**MATERIAL TO PROCESS**:

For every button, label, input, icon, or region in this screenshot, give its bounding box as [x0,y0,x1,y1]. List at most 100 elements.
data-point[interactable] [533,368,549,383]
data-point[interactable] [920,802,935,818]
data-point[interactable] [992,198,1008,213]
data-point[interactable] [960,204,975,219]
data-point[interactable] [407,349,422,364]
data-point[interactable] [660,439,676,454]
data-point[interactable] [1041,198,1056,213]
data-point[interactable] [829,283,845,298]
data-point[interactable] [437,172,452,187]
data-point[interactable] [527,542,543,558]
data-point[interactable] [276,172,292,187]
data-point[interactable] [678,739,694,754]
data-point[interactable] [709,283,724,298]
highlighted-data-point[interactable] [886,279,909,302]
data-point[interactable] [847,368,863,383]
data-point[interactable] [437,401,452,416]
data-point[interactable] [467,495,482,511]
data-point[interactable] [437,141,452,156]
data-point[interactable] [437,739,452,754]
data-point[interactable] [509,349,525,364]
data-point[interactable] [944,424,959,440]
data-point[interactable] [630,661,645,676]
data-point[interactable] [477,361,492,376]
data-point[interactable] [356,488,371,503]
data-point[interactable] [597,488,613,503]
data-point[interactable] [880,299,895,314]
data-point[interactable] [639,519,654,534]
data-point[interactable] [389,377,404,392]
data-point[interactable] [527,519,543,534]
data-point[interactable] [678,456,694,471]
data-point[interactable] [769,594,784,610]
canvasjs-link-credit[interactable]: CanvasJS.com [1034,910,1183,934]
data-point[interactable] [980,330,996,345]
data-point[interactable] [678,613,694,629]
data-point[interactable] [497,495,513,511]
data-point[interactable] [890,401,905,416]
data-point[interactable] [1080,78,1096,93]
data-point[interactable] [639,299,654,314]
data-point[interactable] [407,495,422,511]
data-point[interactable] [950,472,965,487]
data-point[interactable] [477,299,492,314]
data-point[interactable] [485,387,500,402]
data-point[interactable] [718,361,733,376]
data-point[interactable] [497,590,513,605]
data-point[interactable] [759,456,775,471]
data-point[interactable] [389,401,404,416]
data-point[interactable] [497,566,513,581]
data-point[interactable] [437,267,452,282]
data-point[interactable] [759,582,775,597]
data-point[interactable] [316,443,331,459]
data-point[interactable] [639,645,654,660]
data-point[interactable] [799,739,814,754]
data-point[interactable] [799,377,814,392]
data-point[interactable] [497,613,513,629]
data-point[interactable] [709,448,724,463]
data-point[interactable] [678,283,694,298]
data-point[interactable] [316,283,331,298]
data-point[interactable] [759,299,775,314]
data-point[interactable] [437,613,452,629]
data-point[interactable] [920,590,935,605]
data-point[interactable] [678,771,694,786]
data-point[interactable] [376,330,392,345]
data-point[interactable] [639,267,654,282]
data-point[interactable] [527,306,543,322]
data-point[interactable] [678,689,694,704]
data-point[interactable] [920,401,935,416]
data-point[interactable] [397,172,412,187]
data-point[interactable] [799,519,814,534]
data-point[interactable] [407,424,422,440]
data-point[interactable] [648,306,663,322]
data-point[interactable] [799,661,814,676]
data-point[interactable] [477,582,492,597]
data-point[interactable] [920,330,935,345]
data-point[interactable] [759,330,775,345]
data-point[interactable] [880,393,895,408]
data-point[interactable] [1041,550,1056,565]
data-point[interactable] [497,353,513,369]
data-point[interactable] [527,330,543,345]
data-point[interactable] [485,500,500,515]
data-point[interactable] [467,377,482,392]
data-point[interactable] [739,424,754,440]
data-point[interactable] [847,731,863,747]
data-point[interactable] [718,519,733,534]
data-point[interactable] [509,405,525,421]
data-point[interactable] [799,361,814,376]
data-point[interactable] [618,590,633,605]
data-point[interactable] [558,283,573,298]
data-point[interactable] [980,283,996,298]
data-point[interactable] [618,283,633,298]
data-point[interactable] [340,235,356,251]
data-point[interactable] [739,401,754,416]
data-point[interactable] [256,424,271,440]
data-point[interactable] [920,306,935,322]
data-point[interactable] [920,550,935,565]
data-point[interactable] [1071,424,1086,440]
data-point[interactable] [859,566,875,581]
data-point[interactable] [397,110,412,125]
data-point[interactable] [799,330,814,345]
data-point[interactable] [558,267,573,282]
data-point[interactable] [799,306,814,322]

**PROBLEM REQUIREMENTS**:
Put every line of the material above into a JSON list of strings, one string per line, leaving out any blank lines.

**RESPONSE TO THIS TASK**:
[
  "For every button, label, input, icon, or region in this screenshot, give its bounding box as [x0,y0,x1,y1]. List at most 100 elements.",
  "data-point[interactable] [533,368,549,383]",
  "data-point[interactable] [920,802,935,818]",
  "data-point[interactable] [992,198,1008,213]",
  "data-point[interactable] [960,204,975,219]",
  "data-point[interactable] [407,349,422,364]",
  "data-point[interactable] [660,439,676,454]",
  "data-point[interactable] [1041,198,1056,213]",
  "data-point[interactable] [829,283,845,298]",
  "data-point[interactable] [437,172,452,187]",
  "data-point[interactable] [527,542,543,558]",
  "data-point[interactable] [276,172,292,187]",
  "data-point[interactable] [678,739,694,754]",
  "data-point[interactable] [709,283,724,298]",
  "highlighted-data-point[interactable] [886,279,909,302]",
  "data-point[interactable] [847,368,863,383]",
  "data-point[interactable] [437,401,452,416]",
  "data-point[interactable] [467,495,482,511]",
  "data-point[interactable] [437,141,452,156]",
  "data-point[interactable] [437,739,452,754]",
  "data-point[interactable] [509,349,525,364]",
  "data-point[interactable] [944,424,959,440]",
  "data-point[interactable] [630,661,645,676]",
  "data-point[interactable] [477,361,492,376]",
  "data-point[interactable] [356,488,371,503]",
  "data-point[interactable] [597,488,613,503]",
  "data-point[interactable] [880,299,895,314]",
  "data-point[interactable] [639,519,654,534]",
  "data-point[interactable] [389,377,404,392]",
  "data-point[interactable] [527,519,543,534]",
  "data-point[interactable] [678,456,694,471]",
  "data-point[interactable] [769,594,784,610]",
  "canvasjs-link-credit[interactable]: CanvasJS.com [1034,910,1183,934]",
  "data-point[interactable] [980,330,996,345]",
  "data-point[interactable] [678,613,694,629]",
  "data-point[interactable] [497,495,513,511]",
  "data-point[interactable] [890,401,905,416]",
  "data-point[interactable] [1080,78,1096,93]",
  "data-point[interactable] [639,299,654,314]",
  "data-point[interactable] [407,495,422,511]",
  "data-point[interactable] [950,472,965,487]",
  "data-point[interactable] [477,299,492,314]",
  "data-point[interactable] [485,387,500,402]",
  "data-point[interactable] [718,361,733,376]",
  "data-point[interactable] [497,590,513,605]",
  "data-point[interactable] [759,456,775,471]",
  "data-point[interactable] [389,401,404,416]",
  "data-point[interactable] [497,566,513,581]",
  "data-point[interactable] [437,267,452,282]",
  "data-point[interactable] [759,582,775,597]",
  "data-point[interactable] [316,443,331,459]",
  "data-point[interactable] [639,645,654,660]",
  "data-point[interactable] [799,739,814,754]",
  "data-point[interactable] [799,377,814,392]",
  "data-point[interactable] [497,613,513,629]",
  "data-point[interactable] [709,448,724,463]",
  "data-point[interactable] [678,283,694,298]",
  "data-point[interactable] [316,283,331,298]",
  "data-point[interactable] [759,299,775,314]",
  "data-point[interactable] [437,613,452,629]",
  "data-point[interactable] [920,590,935,605]",
  "data-point[interactable] [678,771,694,786]",
  "data-point[interactable] [376,330,392,345]",
  "data-point[interactable] [639,267,654,282]",
  "data-point[interactable] [527,306,543,322]",
  "data-point[interactable] [678,689,694,704]",
  "data-point[interactable] [920,401,935,416]",
  "data-point[interactable] [397,172,412,187]",
  "data-point[interactable] [799,519,814,534]",
  "data-point[interactable] [407,424,422,440]",
  "data-point[interactable] [648,306,663,322]",
  "data-point[interactable] [799,661,814,676]",
  "data-point[interactable] [477,582,492,597]",
  "data-point[interactable] [920,330,935,345]",
  "data-point[interactable] [759,330,775,345]",
  "data-point[interactable] [880,393,895,408]",
  "data-point[interactable] [1041,550,1056,565]",
  "data-point[interactable] [497,353,513,369]",
  "data-point[interactable] [527,330,543,345]",
  "data-point[interactable] [485,500,500,515]",
  "data-point[interactable] [467,377,482,392]",
  "data-point[interactable] [739,424,754,440]",
  "data-point[interactable] [847,731,863,747]",
  "data-point[interactable] [718,519,733,534]",
  "data-point[interactable] [509,405,525,421]",
  "data-point[interactable] [799,361,814,376]",
  "data-point[interactable] [618,590,633,605]",
  "data-point[interactable] [558,283,573,298]",
  "data-point[interactable] [980,283,996,298]",
  "data-point[interactable] [618,283,633,298]",
  "data-point[interactable] [340,235,356,251]",
  "data-point[interactable] [739,401,754,416]",
  "data-point[interactable] [256,424,271,440]",
  "data-point[interactable] [920,306,935,322]",
  "data-point[interactable] [920,550,935,565]",
  "data-point[interactable] [1071,424,1086,440]",
  "data-point[interactable] [859,566,875,581]",
  "data-point[interactable] [397,110,412,125]",
  "data-point[interactable] [799,330,814,345]",
  "data-point[interactable] [558,267,573,282]",
  "data-point[interactable] [799,306,814,322]"
]